Stored items |
# # # # #

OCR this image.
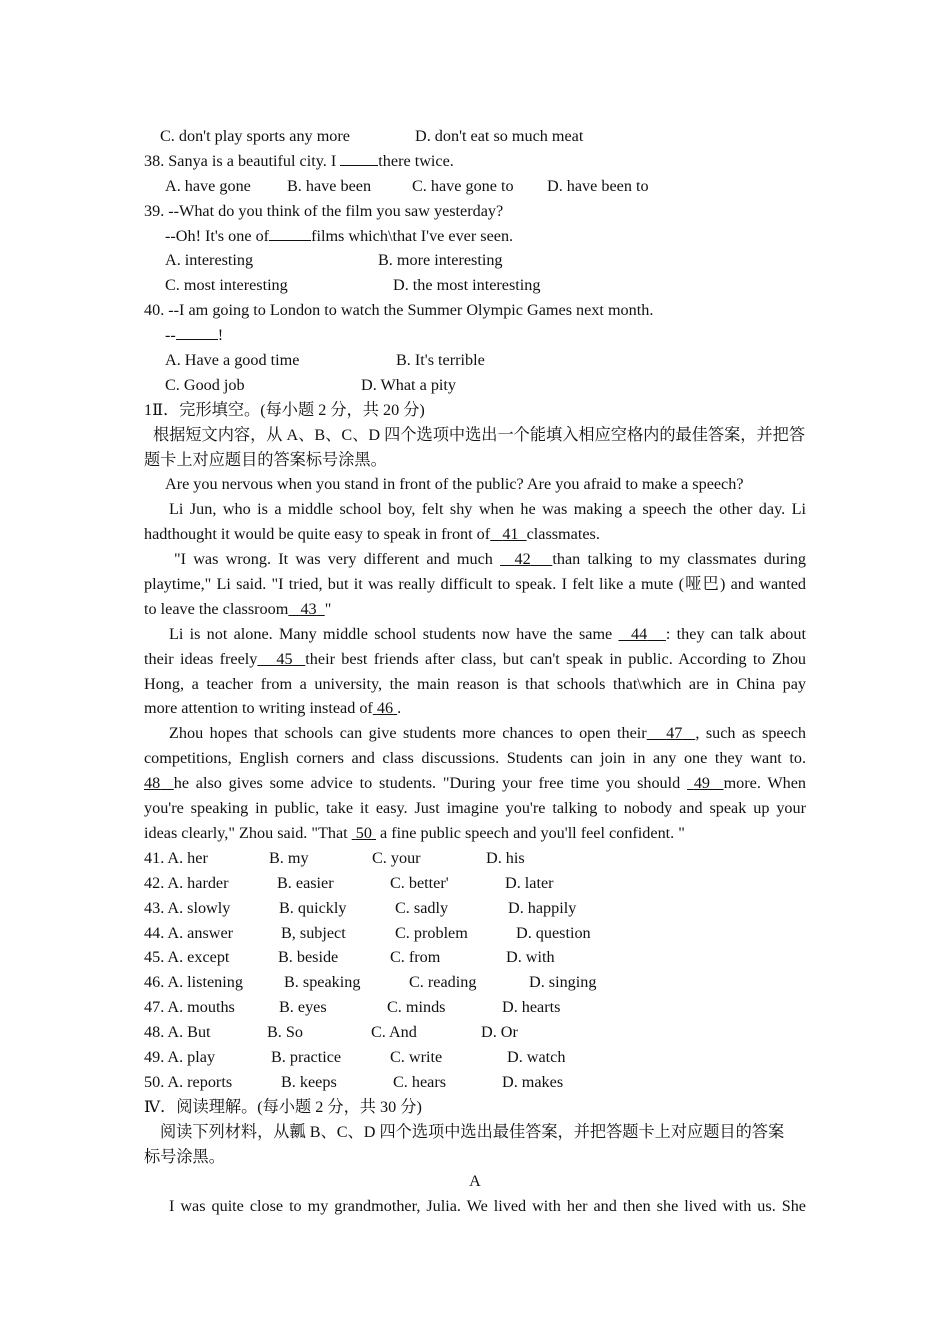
C. don't play sports any more	D. don't eat so much meat
38. Sanya is a beautiful city. I there twice.
A. have gone B. have been	C. have gone to D. have been to
39. --What do you think of the film you saw yesterday?
--Oh! It's one of	films which\that I've ever seen.
A. interesting	B. more interesting
C. most interesting	D. the most interesting
40. --I am going to London to watch the Summer Olympic Games next month.
--	!
A. Have a good time	B. It's terrible
C. Good job	D. What a pity
1Ⅱ．完形填空。(每小题 2 分，共 20 分)
根据短文内容，从 A、B、C、D 四个选项中选出一个能填入相应空格内的最佳答案，并把答
题卡上对应题目的答案标号涂黑。
Are you nervous when you stand in front of the public? Are you afraid to make a speech?
Li Jun, who is a middle school boy, felt shy when he was making a speech the other day. Li
hadthought it would be quite easy to speak in front of 41 classmates.
"I was wrong. It was very different and much 42 than talking to my classmates during
playtime," Li said. "I tried, but it was really difficult to speak. I felt like a mute (哑巴) and wanted
to leave the classroom 43 "
Li is not alone. Many middle school students now have the same 44 : they can talk about
their ideas freely 45 their best friends after class, but can't speak in public. According to Zhou
Hong, a teacher from a university, the main reason is that schools that\which are in China pay
more attention to writing instead of 46 .
Zhou hopes that schools can give students more chances to open their 47 , such as speech
competitions, English corners and class discussions. Students can join in any one they want to.
48 he also gives some advice to students. "During your free time you should 49 more. When
you're speaking in public, take it easy. Just imagine you're talking to nobody and speak up your
ideas clearly," Zhou said. "That 50 a fine public speech and you'll feel confident. "
41. A. her	B. my	C. your	D. his
42. A. harder	B. easier	C. better'	D. later
43. A. slowly	B. quickly	C. sadly	D. happily
44. A. answer	B, subject	C. problem	D. question
45. A. except	B. beside	C. from	D. with
46. A. listening	B. speaking	C. reading	D. singing
47. A. mouths	B. eyes	C. minds	D. hearts
48. A. But	B. So	C. And	D. Or
49. A. play	B. practice	C. write	D. watch
50. A. reports	B. keeps	C. hears	D. makes
Ⅳ．阅读理解。(每小题 2 分，共 30 分)
阅读下列材料，从瓤 B、C、D 四个选项中选出最佳答案，并把答题卡上对应题目的答案
标号涂黑。
A
I was quite close to my grandmother, Julia. We lived with her and then she lived with us. She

# # # # #

DIRECTIONS FOR THIS TASK | Extract each line holding the word "felt" from the records.

SOLUTION BELOW |
Li Jun, who is a middle school boy, felt shy when he was making a speech the other day. Li
playtime," Li said. "I tried, but it was really difficult to speak. I felt like a mute (哑巴) and wanted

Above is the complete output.